--- Selected passage ---

| This 86 message thread spans 3 pages: < < 86 ( 1 2  ) || |
|Google DIRECTORY Updated: 2007-08-18|
Updated on 2007-08-18 including edits through 2007-08-07
| 3:59 pm on Aug 18, 2007 (gmt 0)|
On 2007-08-18, the Google Directory was updated with new information taken from the most recent ODP RDF dump. This update includes all directory edits through 2007-08-07.
The previous Google Directory update was so long ago, that it is almost forgotten. That update on 2006-02-19 included all ODP edits through 2006-01-29 at that time.
The Google Directory has slowly become more and more outdated since then. Now it is again updated.
This is mostly visible on European servers, and not so much on servers elsewhere.
Google has at least 44 datacentres. I guess that it may take days or weeks for them all to be updated.
It is possible that they are only testing this on a very limited number until they are sure things are OK.

--- Material provided ---

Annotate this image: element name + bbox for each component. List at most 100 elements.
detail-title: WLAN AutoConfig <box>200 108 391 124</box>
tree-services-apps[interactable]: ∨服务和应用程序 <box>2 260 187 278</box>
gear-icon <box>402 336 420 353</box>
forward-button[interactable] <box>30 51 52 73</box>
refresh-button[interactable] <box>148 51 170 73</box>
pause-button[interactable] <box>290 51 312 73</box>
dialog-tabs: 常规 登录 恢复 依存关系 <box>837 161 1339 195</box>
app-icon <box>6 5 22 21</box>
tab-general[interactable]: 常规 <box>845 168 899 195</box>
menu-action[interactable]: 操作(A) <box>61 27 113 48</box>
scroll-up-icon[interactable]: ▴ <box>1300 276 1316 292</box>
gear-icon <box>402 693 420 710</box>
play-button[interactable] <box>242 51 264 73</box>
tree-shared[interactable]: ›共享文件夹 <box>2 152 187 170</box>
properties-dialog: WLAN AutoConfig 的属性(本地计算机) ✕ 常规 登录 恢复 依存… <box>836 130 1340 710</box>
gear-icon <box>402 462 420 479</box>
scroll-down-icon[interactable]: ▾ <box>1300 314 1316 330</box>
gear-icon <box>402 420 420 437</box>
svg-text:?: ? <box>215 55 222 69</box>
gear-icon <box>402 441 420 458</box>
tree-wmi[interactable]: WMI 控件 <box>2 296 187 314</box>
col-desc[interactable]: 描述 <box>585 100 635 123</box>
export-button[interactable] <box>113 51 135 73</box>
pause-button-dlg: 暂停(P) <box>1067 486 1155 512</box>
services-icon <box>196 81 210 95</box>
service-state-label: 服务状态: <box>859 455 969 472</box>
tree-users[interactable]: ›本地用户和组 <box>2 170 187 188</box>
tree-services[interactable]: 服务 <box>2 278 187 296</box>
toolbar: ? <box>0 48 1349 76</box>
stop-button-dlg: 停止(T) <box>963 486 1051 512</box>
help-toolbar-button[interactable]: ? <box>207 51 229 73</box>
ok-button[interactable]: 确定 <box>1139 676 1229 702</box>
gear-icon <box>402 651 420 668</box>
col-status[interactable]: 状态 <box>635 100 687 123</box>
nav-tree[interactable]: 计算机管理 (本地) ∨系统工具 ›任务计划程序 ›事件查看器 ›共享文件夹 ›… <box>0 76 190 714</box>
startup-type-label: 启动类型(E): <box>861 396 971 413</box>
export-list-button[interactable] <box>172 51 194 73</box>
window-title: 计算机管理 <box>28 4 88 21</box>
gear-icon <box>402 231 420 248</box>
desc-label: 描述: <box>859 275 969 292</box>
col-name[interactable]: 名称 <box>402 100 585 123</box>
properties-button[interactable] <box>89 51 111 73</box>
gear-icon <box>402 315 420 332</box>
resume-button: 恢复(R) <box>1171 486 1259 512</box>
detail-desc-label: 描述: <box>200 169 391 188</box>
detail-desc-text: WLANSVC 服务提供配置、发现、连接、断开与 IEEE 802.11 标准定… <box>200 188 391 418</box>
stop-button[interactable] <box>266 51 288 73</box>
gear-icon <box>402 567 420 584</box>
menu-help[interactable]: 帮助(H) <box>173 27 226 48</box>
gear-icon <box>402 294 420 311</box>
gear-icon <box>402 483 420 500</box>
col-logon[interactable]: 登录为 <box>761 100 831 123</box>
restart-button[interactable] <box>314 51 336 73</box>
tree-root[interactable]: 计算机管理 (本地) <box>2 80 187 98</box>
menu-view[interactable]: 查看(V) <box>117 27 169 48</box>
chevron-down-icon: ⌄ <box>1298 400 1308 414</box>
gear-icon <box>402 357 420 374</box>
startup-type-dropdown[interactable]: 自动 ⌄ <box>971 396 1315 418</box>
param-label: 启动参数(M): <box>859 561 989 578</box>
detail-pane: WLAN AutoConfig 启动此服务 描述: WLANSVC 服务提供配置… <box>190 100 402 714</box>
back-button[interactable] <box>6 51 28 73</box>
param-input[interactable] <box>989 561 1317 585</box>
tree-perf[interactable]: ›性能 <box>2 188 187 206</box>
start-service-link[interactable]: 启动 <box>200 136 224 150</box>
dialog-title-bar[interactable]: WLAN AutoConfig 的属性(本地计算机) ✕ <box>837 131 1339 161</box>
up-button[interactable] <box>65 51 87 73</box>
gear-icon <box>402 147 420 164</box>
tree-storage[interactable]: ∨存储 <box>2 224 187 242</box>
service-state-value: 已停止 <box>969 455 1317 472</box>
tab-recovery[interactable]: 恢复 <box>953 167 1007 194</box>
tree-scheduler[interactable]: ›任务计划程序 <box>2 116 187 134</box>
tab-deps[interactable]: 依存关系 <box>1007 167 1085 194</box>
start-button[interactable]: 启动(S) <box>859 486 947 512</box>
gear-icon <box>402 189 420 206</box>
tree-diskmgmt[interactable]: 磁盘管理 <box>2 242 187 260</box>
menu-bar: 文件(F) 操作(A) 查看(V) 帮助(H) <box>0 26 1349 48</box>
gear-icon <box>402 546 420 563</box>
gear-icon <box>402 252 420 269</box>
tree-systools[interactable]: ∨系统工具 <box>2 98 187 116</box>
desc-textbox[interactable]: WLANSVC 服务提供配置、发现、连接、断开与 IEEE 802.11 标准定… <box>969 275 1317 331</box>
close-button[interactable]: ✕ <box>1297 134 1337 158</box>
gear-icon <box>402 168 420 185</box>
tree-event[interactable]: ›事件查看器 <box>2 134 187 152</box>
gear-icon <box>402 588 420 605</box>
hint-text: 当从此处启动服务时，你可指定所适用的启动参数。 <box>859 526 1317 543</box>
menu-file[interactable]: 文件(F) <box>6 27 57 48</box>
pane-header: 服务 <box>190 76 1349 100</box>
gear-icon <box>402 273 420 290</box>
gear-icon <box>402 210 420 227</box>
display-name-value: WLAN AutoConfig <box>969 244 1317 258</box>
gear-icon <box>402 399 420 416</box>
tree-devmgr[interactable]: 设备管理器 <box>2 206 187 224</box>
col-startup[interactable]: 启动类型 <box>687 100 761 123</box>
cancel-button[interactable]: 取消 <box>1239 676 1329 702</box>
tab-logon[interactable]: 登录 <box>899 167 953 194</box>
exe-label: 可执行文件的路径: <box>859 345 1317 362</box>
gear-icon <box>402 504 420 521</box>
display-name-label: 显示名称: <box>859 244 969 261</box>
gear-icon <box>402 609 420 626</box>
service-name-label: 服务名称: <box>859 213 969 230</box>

---

Set of tasks:
**a)** In the thread about the Google Directory update, on what date was the previous directory update made?
**b)** Carry on the thread about the Google Directory update, starting after its last sentence.
The records were taken from a different source than the text.

Exercise responses:
**a)** 2006-02-19

**b)**
These five datacentres have the new version:
There are about 10 datacentres without any directory copy. The rest still have the old 2005 version. A few datacentres recently went offline.
Incomplete datacentre list: gfe-ag, gfe-an, gfe-au, gfe-ar, gfe-bf, gfe-bp, gfe-bu, gfe-bx, gfe-cw, gfe-dc, gfe-ed, gfe-eh, gfe-ff, gfe-fg, gfe-fk, gfe-gv, gfe-he, gfe-hk, gfe-hs, gfe-hu, gfe-ik, gfe-in, gfe-jc, gfe-jp, gfe-kc, gfe-kr, gfe-lm, gfe-lo, gfe-mc, gfe-mu, gfe-nf, gfe-nz, gfe-od, gfe-po, gfe-pr, gfe-py, gfe-qb, gfe-rn, gfe-ro, gfe-td, gfe-tl, gfe-tw, gfe-ug, gfe-ui, gfe-va, gfe-wr, gfe-wx and gfe-yo.
| 7:22 pm on Aug 22, 2007 (gmt 0)|
>> DMOZ was even out of operation for some months this year due to technology problems so Google are in effect updating with out of date data? <<
Once back online, several ODP tools were run to clean out most of the dead listings, so the dataset is quite healthy.
| 8:03 pm on Aug 22, 2007 (gmt 0)|
pageone - Even though Google have not been updating the Directory with the DMOZ rdf dump for some time, they have been downloading and using the rdf dump for something, so I suspect you may be right.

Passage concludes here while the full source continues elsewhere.